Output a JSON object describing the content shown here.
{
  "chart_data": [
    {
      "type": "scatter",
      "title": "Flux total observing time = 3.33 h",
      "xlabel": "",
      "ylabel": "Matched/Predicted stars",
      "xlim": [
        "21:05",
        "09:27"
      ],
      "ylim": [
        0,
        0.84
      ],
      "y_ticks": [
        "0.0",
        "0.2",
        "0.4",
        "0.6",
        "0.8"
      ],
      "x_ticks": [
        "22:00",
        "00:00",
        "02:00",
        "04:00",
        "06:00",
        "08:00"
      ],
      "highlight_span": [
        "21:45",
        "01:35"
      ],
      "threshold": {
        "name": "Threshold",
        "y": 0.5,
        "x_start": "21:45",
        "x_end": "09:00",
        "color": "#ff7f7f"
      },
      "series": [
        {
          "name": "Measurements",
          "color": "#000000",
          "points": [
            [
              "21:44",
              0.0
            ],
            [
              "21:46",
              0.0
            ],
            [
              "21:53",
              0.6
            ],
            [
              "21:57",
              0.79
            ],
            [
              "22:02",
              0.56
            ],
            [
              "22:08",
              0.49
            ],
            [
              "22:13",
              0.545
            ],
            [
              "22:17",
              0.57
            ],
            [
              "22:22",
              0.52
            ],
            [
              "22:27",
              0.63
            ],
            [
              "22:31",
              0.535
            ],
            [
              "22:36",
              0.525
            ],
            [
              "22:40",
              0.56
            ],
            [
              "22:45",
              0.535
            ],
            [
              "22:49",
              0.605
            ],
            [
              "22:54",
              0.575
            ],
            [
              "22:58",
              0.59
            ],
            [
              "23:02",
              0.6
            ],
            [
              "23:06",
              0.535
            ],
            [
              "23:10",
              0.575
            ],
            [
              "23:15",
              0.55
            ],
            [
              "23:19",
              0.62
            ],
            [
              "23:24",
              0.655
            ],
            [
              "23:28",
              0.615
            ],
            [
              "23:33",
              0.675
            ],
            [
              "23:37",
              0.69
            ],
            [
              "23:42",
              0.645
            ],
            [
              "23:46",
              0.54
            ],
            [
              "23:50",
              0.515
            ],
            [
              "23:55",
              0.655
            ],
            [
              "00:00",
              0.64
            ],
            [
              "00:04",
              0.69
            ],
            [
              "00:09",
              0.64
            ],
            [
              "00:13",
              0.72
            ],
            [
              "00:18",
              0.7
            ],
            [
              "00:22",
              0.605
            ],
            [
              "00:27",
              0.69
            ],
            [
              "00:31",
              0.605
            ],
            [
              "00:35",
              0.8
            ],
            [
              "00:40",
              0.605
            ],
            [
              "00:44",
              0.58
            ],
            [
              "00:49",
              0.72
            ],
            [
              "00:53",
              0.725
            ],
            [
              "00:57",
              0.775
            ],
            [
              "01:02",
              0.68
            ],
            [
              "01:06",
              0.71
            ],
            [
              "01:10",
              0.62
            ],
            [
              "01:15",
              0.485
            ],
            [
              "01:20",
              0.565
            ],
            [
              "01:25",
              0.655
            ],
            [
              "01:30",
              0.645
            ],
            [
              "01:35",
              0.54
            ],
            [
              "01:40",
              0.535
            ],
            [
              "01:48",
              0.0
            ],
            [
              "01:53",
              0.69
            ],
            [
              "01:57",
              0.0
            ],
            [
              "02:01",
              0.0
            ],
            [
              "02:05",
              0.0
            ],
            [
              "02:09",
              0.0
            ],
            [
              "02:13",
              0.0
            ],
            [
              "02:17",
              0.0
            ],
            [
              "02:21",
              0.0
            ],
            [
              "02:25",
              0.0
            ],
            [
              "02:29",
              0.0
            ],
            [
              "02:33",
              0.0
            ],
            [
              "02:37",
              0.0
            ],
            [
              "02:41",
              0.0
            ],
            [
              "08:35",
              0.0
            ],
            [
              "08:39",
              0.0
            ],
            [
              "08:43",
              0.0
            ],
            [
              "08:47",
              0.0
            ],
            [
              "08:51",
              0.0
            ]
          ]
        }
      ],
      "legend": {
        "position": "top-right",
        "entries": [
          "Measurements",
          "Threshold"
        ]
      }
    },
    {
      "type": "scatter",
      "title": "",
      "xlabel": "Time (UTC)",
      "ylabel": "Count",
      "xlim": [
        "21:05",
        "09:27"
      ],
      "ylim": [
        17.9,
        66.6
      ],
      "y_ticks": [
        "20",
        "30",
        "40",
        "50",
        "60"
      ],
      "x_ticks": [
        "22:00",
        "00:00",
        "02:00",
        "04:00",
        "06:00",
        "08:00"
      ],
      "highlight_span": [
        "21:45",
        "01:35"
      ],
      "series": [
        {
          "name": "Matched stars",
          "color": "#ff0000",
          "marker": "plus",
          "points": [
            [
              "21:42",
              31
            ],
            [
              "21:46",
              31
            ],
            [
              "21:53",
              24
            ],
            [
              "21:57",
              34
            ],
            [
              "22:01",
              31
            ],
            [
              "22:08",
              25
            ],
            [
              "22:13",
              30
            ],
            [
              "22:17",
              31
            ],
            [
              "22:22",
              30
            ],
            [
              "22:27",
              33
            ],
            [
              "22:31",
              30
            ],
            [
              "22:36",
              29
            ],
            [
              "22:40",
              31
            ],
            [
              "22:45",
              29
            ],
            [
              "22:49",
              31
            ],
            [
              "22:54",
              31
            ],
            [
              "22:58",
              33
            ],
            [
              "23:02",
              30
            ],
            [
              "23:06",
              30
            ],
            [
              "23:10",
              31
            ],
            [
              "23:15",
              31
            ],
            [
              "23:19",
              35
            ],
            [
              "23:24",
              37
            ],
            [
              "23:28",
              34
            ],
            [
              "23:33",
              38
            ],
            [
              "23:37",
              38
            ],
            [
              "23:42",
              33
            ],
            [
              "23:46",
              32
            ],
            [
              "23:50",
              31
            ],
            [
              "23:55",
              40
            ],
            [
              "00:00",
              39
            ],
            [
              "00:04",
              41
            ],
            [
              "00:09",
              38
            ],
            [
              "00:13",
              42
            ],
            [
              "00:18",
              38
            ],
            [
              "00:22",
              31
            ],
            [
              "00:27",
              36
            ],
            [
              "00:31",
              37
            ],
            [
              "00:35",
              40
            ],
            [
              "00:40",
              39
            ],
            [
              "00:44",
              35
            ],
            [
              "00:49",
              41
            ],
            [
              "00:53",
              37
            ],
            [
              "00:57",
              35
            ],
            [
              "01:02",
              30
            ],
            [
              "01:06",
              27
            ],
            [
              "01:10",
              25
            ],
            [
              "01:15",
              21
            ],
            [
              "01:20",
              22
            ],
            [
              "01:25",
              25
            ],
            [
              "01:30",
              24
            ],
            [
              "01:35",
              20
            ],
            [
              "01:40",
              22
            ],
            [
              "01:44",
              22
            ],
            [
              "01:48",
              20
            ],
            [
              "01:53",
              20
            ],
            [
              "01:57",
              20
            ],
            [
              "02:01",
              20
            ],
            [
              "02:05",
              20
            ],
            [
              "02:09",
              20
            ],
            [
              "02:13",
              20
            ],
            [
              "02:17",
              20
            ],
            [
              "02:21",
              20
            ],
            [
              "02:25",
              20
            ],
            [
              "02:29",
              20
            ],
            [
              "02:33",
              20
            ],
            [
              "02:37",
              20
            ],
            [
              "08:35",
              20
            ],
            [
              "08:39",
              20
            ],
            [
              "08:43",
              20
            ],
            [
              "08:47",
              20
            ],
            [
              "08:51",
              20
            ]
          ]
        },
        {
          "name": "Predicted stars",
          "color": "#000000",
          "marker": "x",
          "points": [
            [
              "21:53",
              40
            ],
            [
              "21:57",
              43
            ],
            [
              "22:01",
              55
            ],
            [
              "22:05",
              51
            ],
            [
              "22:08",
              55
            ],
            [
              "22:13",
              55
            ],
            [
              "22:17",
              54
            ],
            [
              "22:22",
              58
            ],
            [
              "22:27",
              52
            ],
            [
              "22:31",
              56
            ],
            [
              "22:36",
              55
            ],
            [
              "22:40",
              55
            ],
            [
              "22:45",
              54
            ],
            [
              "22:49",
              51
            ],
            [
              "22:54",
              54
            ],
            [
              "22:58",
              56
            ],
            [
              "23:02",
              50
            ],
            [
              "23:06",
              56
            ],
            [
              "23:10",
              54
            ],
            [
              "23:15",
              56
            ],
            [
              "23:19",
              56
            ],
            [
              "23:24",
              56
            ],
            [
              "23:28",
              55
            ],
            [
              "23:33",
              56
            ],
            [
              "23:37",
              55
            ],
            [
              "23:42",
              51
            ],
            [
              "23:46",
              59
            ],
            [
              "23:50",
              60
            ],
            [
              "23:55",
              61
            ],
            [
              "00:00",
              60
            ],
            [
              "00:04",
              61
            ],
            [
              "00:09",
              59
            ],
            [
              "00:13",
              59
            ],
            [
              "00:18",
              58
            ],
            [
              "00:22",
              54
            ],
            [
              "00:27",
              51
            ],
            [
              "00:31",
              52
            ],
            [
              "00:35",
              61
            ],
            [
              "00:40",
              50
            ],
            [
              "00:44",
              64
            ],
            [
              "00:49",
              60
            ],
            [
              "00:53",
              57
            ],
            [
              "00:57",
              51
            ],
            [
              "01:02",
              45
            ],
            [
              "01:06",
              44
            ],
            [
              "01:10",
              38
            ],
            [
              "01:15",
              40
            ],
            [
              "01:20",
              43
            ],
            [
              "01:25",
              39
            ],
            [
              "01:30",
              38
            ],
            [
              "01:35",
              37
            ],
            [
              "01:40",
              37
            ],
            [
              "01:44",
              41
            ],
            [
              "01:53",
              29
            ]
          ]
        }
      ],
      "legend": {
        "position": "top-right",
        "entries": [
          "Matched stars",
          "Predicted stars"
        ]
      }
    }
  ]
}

——

> DIRECTION:
Give every line of the material that includes the string "Predicted".

> SOLVED EXERCISE:
      "ylabel": "Matched/Predicted stars",
          "name": "Predicted stars",
          "Predicted stars"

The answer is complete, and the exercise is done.